[Data entries]
******

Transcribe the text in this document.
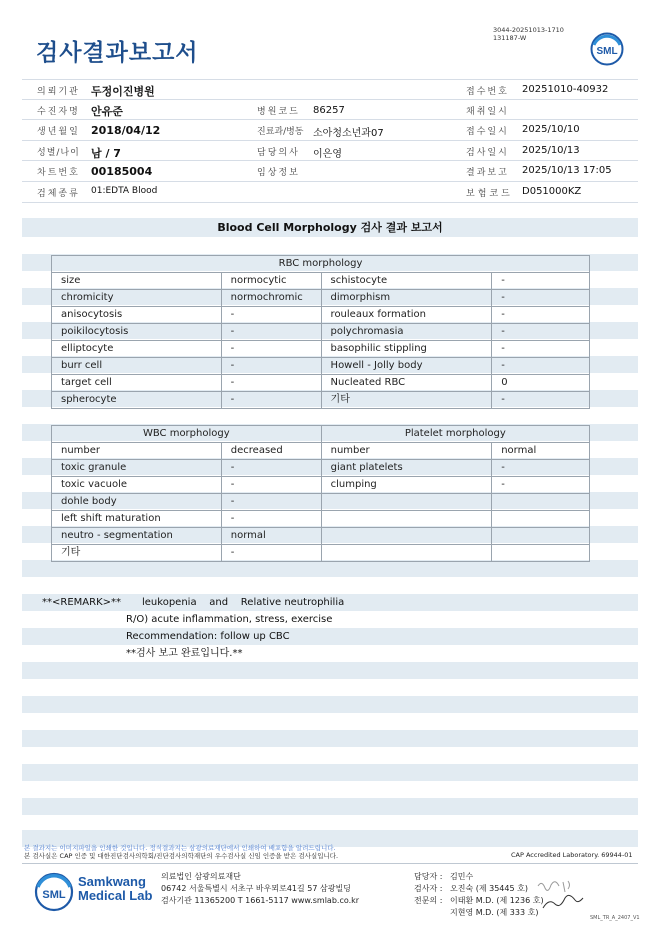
검사결과보고서
3044-20251013-1710
131187-W
SML
의뢰기관 두정이진병원	접수번호 20251010-40932
수진자명 안유준	병원코드 86257	채취일시
생년월일 2018/04/12	진료과/병동 소아청소년과07	접수일시 2025/10/10
성별/나이 남 / 7	담당의사 이은영	검사일시 2025/10/13
차트번호 00185004	임상정보	결과보고 2025/10/13 17:05
검체종류 01:EDTA Blood	보험코드 D051000KZ
Blood Cell Morphology 검사 결과 보고서
RBC morphology			
size	normocytic	schistocyte	-
chromicity	normochromic	dimorphism	-
anisocytosis	-	rouleaux formation	-
poikilocytosis	-	polychromasia	-
elliptocyte	-	basophilic stippling	-
burr cell	-	Howell - Jolly body	-
target cell	-	Nucleated RBC	0
spherocyte	-	기타	-
WBC morphology		Platelet morphology	
number	decreased	number	normal
toxic granule	-	giant platelets	-
toxic vacuole	-	clumping	-
dohle body	-		
left shift maturation	-		
neutro - segmentation	normal		
기타	-		
**<REMARK>** leukopenia    and    Relative neutrophilia
R/O) acute inflammation, stress, exercise
Recommendation: follow up CBC
**검사 보고 완료입니다.**
본 결과지는 이미지파일을 인쇄한 것입니다. 정식결과지는 삼광의료재단에서 인쇄하여 배포함을 알려드립니다.
본 검사실은 CAP 인증 및 대한진단검사의학회/진단검사의학재단의 우수검사실 신임 인증을 받은 검사실입니다.	CAP Accredited Laboratory. 69944-01
SML
Samkwang
Medical Lab
의료법인 삼광의료재단
06742 서울특별시 서초구 바우뫼로41길 57 삼광빌딩
검사기관 11365200 T 1661-5117 www.smlab.co.kr
담당자 : 김민수
검사자 : 오진숙 (제 35445 호)
전문의 : 이태환 M.D. (제 1236 호)
지현영 M.D. (제 333 호)
SML_TR_A_2407_V1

******

- Direction
Look over the records above and copy each line that includes the string "toxic".

- Full answer
toxic granule	-	giant platelets	-
toxic vacuole	-	clumping	-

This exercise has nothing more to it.